■ OBJECTIVE ■
Tally the lines containing the word "HOTEL" and give the total alone.

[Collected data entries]
------------------------------------------------------------------------

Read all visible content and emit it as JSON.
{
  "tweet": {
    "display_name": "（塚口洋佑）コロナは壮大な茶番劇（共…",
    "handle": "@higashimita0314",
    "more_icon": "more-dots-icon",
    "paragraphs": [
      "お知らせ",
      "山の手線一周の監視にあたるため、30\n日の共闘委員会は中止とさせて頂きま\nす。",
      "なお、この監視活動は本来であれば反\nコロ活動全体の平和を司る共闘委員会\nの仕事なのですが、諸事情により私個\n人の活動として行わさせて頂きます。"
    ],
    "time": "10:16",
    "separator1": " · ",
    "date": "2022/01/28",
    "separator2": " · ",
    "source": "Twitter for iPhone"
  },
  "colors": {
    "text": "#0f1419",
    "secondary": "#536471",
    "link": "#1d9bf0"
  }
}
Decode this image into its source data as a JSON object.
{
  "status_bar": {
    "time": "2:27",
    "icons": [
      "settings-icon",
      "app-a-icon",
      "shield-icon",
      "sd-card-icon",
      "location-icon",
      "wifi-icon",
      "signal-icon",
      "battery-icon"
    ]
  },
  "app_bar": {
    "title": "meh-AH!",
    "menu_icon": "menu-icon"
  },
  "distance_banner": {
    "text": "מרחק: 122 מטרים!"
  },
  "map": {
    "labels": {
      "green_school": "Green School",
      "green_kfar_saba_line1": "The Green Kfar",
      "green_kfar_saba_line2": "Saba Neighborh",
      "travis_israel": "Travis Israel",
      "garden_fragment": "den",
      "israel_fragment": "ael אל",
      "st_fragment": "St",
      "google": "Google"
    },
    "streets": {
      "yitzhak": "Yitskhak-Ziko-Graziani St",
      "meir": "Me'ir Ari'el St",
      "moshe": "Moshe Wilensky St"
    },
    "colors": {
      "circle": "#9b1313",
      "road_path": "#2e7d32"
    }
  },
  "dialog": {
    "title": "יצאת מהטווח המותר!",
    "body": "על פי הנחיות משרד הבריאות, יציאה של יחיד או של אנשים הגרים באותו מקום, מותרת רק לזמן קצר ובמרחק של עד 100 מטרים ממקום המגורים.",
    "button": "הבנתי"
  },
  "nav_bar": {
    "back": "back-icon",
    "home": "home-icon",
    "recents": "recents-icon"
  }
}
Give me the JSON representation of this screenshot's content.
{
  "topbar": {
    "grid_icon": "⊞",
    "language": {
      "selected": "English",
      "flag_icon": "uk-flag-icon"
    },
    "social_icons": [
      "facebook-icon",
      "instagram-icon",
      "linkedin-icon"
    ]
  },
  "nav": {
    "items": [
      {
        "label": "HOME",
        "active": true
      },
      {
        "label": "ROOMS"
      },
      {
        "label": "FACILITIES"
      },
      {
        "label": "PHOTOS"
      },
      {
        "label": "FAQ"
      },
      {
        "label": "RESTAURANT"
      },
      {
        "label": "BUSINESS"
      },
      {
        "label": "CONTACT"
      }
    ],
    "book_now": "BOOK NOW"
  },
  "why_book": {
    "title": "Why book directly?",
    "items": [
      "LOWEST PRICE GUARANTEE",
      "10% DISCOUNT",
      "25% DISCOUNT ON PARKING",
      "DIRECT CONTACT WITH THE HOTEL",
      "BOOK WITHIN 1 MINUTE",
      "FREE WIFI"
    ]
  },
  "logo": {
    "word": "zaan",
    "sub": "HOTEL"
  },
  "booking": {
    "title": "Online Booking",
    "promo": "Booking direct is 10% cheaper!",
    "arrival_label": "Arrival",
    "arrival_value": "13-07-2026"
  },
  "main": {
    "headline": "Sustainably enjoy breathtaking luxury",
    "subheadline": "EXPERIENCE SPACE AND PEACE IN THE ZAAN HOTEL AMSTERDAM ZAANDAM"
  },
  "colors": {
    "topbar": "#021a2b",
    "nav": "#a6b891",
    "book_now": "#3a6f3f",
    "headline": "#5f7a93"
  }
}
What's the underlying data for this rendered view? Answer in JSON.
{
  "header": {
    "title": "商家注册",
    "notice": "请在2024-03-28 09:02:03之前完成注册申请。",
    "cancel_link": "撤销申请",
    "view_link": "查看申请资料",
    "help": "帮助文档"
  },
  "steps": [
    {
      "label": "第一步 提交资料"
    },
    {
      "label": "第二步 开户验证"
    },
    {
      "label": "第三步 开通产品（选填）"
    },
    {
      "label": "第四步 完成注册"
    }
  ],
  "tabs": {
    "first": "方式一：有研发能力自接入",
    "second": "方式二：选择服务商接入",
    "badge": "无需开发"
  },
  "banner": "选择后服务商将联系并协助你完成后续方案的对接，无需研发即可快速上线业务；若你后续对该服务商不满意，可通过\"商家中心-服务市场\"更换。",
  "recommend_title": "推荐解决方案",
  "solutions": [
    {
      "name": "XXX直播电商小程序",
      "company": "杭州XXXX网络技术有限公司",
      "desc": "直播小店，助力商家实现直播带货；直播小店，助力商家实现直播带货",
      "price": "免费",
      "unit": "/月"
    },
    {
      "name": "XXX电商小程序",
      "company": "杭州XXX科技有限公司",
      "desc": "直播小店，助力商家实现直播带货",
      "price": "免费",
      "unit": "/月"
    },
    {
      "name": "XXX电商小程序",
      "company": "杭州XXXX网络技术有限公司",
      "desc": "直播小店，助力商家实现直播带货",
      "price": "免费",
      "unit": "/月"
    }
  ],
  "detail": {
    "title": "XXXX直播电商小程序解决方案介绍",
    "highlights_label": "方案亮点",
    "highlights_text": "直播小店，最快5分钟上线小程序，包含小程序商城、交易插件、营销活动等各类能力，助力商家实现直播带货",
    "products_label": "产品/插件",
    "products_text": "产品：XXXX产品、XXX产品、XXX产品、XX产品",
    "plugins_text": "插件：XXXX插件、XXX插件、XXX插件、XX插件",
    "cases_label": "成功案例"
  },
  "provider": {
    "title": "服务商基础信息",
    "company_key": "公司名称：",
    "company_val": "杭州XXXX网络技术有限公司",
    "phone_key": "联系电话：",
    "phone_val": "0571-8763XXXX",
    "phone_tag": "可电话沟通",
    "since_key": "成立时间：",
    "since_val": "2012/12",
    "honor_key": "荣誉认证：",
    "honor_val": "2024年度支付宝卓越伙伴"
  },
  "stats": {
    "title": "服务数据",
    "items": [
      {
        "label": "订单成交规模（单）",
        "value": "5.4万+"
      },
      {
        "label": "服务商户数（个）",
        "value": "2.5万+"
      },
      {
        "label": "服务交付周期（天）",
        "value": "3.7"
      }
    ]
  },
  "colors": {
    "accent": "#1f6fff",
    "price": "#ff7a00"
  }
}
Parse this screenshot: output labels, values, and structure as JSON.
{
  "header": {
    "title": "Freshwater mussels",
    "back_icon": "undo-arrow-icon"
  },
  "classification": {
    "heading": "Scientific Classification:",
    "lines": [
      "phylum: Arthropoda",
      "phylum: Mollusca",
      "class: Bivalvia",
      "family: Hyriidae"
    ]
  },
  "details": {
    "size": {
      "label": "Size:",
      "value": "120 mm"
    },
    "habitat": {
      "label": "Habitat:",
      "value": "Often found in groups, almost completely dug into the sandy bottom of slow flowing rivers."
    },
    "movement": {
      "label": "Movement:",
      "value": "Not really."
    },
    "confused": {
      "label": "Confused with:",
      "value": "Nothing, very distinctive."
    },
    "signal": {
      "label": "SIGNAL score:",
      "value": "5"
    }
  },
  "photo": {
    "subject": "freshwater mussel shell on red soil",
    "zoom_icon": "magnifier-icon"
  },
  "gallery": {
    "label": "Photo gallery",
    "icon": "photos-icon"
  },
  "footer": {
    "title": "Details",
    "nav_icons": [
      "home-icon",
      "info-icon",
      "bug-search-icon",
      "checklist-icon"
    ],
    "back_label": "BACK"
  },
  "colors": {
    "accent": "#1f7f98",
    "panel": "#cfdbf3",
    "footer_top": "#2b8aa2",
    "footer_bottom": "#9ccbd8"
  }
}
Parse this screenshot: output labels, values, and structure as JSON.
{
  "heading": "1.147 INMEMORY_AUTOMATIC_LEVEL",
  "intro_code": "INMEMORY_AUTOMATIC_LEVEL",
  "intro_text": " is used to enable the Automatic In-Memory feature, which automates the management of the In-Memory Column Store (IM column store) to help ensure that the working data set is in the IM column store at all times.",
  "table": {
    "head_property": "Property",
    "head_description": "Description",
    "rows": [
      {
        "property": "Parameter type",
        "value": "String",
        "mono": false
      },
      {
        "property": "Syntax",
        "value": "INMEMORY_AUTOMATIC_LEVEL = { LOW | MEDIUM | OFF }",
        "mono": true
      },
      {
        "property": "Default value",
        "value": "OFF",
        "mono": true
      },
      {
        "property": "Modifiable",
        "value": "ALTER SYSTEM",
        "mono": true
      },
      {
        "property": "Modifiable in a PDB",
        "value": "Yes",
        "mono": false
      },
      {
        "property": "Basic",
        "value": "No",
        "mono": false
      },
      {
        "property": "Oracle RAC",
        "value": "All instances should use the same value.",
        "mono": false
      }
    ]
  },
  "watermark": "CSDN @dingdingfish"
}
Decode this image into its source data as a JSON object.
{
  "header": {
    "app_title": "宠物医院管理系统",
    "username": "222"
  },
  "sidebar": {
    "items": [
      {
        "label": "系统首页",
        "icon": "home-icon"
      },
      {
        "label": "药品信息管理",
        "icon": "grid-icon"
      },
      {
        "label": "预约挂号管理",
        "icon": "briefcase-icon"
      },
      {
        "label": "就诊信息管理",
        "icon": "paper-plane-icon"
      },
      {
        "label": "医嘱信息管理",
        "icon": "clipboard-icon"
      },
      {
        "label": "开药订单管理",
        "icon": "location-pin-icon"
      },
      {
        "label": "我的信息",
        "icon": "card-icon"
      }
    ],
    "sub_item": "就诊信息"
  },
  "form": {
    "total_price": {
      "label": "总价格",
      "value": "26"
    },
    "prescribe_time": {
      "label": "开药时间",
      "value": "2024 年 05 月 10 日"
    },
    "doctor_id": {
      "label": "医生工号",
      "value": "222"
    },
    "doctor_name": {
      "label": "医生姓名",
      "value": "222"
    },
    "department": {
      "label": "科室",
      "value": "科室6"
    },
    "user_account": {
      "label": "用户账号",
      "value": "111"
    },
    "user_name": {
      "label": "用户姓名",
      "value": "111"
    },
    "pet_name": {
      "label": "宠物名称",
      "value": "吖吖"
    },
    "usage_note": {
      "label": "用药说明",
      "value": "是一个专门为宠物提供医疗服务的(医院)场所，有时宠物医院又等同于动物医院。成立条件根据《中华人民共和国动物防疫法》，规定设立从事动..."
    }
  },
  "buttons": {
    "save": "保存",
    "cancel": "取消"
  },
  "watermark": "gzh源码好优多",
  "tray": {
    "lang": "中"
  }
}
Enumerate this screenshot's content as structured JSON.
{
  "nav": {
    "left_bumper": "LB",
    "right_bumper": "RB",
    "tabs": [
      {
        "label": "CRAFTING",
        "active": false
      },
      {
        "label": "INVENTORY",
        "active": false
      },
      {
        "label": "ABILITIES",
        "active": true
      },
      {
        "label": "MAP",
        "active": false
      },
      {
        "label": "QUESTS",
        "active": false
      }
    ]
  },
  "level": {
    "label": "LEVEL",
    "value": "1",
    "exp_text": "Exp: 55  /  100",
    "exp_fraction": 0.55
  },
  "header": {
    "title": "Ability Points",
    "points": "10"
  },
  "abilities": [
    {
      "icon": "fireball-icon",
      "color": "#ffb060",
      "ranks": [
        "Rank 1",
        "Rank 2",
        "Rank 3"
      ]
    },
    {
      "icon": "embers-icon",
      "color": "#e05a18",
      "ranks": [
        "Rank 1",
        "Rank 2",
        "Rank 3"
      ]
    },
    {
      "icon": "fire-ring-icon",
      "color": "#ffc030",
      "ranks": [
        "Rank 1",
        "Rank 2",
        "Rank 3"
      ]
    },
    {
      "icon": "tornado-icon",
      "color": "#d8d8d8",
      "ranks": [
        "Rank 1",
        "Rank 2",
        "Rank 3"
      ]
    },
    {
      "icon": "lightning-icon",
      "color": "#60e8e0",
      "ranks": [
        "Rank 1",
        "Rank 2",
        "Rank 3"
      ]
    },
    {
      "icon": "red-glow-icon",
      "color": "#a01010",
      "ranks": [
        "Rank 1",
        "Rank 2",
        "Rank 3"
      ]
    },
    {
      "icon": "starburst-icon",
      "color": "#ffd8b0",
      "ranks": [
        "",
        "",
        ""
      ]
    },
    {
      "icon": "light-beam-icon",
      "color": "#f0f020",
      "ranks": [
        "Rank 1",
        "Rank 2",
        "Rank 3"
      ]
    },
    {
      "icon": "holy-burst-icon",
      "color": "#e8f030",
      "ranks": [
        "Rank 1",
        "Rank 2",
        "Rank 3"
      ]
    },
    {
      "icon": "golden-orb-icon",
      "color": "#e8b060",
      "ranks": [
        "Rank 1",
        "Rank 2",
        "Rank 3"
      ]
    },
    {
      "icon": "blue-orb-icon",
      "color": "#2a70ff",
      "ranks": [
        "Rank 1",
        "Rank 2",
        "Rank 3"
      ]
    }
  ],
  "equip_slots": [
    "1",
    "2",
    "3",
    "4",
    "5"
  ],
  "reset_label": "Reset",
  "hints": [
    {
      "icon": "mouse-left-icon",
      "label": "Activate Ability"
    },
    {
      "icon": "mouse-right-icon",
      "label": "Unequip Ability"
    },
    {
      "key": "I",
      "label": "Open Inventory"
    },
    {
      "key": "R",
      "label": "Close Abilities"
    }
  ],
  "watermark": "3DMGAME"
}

------------------------------------------------------------------------

■ RESULT OF THIS TASK ■
3